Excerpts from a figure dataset
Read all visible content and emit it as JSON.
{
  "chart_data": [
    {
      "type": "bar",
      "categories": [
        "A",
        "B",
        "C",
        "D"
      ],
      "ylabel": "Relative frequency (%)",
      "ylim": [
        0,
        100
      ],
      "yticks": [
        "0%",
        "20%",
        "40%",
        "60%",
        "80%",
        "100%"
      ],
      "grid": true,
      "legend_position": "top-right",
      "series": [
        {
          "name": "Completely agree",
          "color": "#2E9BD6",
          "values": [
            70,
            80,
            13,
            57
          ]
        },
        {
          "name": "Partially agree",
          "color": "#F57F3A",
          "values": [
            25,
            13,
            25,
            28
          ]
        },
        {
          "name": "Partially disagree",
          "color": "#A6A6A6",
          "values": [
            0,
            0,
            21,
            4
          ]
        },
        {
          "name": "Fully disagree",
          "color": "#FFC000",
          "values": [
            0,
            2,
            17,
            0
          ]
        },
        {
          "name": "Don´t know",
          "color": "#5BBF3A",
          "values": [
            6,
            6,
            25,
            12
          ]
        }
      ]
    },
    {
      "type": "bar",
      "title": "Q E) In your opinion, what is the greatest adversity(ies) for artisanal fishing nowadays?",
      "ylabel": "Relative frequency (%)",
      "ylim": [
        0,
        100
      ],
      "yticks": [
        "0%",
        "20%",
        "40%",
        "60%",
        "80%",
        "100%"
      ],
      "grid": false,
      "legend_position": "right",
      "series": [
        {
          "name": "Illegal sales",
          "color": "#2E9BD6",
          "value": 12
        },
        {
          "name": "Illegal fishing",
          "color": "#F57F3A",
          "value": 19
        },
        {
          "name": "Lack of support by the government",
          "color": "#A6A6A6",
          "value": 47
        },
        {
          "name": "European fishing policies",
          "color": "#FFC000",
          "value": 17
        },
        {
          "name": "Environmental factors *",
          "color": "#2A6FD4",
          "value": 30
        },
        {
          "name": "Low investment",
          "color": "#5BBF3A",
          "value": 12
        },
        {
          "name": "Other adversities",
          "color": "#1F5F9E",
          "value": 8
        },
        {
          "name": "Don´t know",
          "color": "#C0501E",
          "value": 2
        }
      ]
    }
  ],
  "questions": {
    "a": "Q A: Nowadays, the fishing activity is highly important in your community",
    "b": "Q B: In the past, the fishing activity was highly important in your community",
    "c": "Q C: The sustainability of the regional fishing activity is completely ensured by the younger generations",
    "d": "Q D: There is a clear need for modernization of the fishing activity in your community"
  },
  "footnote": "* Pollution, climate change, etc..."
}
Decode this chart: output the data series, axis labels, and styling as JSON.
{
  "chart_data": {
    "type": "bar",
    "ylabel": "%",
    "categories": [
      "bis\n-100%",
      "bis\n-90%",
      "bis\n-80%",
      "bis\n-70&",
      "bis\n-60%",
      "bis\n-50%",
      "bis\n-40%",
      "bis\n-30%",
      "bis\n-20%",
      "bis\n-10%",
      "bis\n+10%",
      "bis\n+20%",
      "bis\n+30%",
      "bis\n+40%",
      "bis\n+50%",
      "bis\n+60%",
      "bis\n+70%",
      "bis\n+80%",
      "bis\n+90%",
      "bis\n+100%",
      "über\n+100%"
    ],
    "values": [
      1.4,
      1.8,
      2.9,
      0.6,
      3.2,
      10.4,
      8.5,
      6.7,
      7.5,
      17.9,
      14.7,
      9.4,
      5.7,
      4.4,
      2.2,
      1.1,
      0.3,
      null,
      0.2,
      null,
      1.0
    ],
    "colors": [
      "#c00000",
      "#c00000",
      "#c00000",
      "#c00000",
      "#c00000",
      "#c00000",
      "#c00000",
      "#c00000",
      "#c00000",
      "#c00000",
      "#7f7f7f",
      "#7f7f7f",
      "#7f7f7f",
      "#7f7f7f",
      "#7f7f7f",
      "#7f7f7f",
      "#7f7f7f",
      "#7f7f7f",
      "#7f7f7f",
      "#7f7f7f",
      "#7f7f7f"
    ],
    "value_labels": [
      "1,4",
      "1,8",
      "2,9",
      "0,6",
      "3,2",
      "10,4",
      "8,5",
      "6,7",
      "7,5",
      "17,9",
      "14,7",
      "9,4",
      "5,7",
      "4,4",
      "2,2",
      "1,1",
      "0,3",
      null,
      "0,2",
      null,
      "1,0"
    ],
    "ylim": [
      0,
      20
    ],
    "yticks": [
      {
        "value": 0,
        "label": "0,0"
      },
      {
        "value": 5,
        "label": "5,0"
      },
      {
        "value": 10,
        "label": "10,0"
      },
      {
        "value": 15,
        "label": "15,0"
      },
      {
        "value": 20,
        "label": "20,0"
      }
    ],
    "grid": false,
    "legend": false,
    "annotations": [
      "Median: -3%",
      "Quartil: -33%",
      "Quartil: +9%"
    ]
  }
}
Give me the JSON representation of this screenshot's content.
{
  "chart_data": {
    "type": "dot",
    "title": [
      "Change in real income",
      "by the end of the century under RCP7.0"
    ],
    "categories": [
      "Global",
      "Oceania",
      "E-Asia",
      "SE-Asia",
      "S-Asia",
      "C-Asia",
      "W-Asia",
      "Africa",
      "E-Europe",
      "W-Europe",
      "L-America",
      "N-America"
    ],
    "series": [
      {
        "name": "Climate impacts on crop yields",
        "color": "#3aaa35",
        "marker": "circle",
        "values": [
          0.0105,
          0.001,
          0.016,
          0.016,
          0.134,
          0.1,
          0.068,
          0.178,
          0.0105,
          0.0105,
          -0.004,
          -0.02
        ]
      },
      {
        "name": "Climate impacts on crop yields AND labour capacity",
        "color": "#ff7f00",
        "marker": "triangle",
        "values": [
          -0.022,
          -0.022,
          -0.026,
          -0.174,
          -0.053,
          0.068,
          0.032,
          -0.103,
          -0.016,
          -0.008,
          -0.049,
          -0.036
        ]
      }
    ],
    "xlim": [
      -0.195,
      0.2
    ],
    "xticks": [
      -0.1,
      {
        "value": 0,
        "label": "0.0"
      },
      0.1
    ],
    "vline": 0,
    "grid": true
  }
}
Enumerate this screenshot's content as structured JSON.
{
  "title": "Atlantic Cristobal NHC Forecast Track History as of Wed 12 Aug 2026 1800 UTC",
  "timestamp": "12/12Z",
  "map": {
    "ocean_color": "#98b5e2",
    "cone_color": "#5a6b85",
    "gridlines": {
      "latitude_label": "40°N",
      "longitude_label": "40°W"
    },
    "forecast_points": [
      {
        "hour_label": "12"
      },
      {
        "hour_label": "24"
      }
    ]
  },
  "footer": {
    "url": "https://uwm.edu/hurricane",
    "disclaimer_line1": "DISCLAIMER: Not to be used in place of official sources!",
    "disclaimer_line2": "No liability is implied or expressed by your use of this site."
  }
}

*REQUIREMENTS:*
Pull out the lines above in which the word "disagree" appears.

*REPLY TO THE EXERCISE:*
          "name": "Partially disagree",
          "name": "Fully disagree",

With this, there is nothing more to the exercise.